• Work to be completed
Print out every line, exactly as written.

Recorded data
%%

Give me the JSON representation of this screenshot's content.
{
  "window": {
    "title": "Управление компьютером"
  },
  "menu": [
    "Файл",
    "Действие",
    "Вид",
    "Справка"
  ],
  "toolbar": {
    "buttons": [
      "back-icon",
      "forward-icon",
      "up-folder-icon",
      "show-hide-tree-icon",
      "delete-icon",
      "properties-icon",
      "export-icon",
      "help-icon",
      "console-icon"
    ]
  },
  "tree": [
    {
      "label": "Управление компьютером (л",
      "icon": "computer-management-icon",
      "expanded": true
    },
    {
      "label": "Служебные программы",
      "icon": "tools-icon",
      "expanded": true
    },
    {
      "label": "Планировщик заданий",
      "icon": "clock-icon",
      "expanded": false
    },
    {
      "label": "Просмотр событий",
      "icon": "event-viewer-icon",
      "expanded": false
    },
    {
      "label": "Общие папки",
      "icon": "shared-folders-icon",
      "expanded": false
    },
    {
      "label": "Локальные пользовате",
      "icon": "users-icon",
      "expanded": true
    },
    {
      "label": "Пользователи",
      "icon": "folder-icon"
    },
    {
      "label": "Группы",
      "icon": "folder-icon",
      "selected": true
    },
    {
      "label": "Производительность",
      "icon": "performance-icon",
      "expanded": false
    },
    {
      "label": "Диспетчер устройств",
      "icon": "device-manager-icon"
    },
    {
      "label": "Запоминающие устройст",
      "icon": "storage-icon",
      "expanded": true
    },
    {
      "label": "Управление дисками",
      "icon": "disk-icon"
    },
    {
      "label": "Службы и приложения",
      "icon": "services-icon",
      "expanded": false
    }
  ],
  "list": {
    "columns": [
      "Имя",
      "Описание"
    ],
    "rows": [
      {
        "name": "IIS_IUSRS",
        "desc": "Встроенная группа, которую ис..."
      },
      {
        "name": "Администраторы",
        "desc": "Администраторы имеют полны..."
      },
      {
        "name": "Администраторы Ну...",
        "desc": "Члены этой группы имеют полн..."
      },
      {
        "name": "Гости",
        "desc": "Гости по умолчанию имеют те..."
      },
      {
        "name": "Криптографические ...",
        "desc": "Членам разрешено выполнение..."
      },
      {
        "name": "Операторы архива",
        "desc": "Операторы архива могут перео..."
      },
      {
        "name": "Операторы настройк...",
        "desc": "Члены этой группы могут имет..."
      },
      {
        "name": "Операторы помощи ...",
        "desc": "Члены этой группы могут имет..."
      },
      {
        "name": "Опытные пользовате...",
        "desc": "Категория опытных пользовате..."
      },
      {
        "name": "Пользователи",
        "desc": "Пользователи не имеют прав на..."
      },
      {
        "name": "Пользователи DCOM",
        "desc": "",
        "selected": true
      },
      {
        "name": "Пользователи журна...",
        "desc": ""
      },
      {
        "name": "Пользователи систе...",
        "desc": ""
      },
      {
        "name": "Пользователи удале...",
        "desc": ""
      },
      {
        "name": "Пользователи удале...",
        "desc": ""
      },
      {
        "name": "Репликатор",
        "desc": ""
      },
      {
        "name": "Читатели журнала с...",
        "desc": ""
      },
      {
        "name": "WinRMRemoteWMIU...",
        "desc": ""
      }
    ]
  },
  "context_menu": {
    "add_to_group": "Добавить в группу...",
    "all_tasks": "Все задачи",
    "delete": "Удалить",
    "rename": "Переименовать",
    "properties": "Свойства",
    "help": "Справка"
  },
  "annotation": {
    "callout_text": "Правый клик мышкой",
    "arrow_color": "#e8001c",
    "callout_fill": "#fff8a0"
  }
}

%%

• Solution
Give me the JSON representation of this screenshot's content.
{
  "window": {
    "title": "Управление компьютером"
  },
  "menu": [
    "Файл",
    "Действие",
    "Вид",
    "Справка"
  ],
  "toolbar": {
    "buttons": [
      "back-icon",
      "forward-icon",
      "up-folder-icon",
      "show-hide-tree-icon",
      "delete-icon",
      "properties-icon",
      "export-icon",
      "help-icon",
      "console-icon"
    ]
  },
  "tree": [
    {
      "label": "Управление компьютером (л",
      "icon": "computer-management-icon",
      "expanded": true
    },
    {
      "label": "Служебные программы",
      "icon": "tools-icon",
      "expanded": true
    },
    {
      "label": "Планировщик заданий",
      "icon": "clock-icon",
      "expanded": false
    },
    {
      "label": "Просмотр событий",
      "icon": "event-viewer-icon",
      "expanded": false
    },
    {
      "label": "Общие папки",
      "icon": "shared-folders-icon",
      "expanded": false
    },
    {
      "label": "Локальные пользовате",
      "icon": "users-icon",
      "expanded": true
    },
    {
      "label": "Пользователи",
      "icon": "folder-icon"
    },
    {
      "label": "Группы",
      "icon": "folder-icon",
      "selected": true
    },
    {
      "label": "Производительность",
      "icon": "performance-icon",
      "expanded": false
    },
    {
      "label": "Диспетчер устройств",
      "icon": "device-manager-icon"
    },
    {
      "label": "Запоминающие устройст",
      "icon": "storage-icon",
      "expanded": true
    },
    {
      "label": "Управление дисками",
      "icon": "disk-icon"
    },
    {
      "label": "Службы и приложения",
      "icon": "services-icon",
      "expanded": false
    }
  ],
  "list": {
    "columns": [
      "Имя",
      "Описание"
    ],
    "rows": [
      {
        "name": "IIS_IUSRS",
        "desc": "Встроенная группа, которую ис..."
      },
      {
        "name": "Администраторы",
        "desc": "Администраторы имеют полны..."
      },
      {
        "name": "Администраторы Ну...",
        "desc": "Члены этой группы имеют полн..."
      },
      {
        "name": "Гости",
        "desc": "Гости по умолчанию имеют те..."
      },
      {
        "name": "Криптографические ...",
        "desc": "Членам разрешено выполнение..."
      },
      {
        "name": "Операторы архива",
        "desc": "Операторы архива могут перео..."
      },
      {
        "name": "Операторы настройк...",
        "desc": "Члены этой группы могут имет..."
      },
      {
        "name": "Операторы помощи ...",
        "desc": "Члены этой группы могут имет..."
      },
      {
        "name": "Опытные пользовате...",
        "desc": "Категория опытных пользовате..."
      },
      {
        "name": "Пользователи",
        "desc": "Пользователи не имеют прав на..."
      },
      {
        "name": "Пользователи DCOM",
        "desc": "",
        "selected": true
      },
      {
        "name": "Пользователи журна...",
        "desc": ""
      },
      {
        "name": "Пользователи систе...",
        "desc": ""
      },
      {
        "name": "Пользователи удале...",
        "desc": ""
      },
      {
        "name": "Пользователи удале...",
        "desc": ""
      },
      {
        "name": "Репликатор",
        "desc": ""
      },
      {
        "name": "Читатели журнала с...",
        "desc": ""
      },
      {
        "name": "WinRMRemoteWMIU...",
        "desc": ""
      }
    ]
  },
  "context_menu": {
    "add_to_group": "Добавить в группу...",
    "all_tasks": "Все задачи",
    "delete": "Удалить",
    "rename": "Переименовать",
    "properties": "Свойства",
    "help": "Справка"
  },
  "annotation": {
    "callout_text": "Правый клик мышкой",
    "arrow_color": "#e8001c",
    "callout_fill": "#fff8a0"
  }
}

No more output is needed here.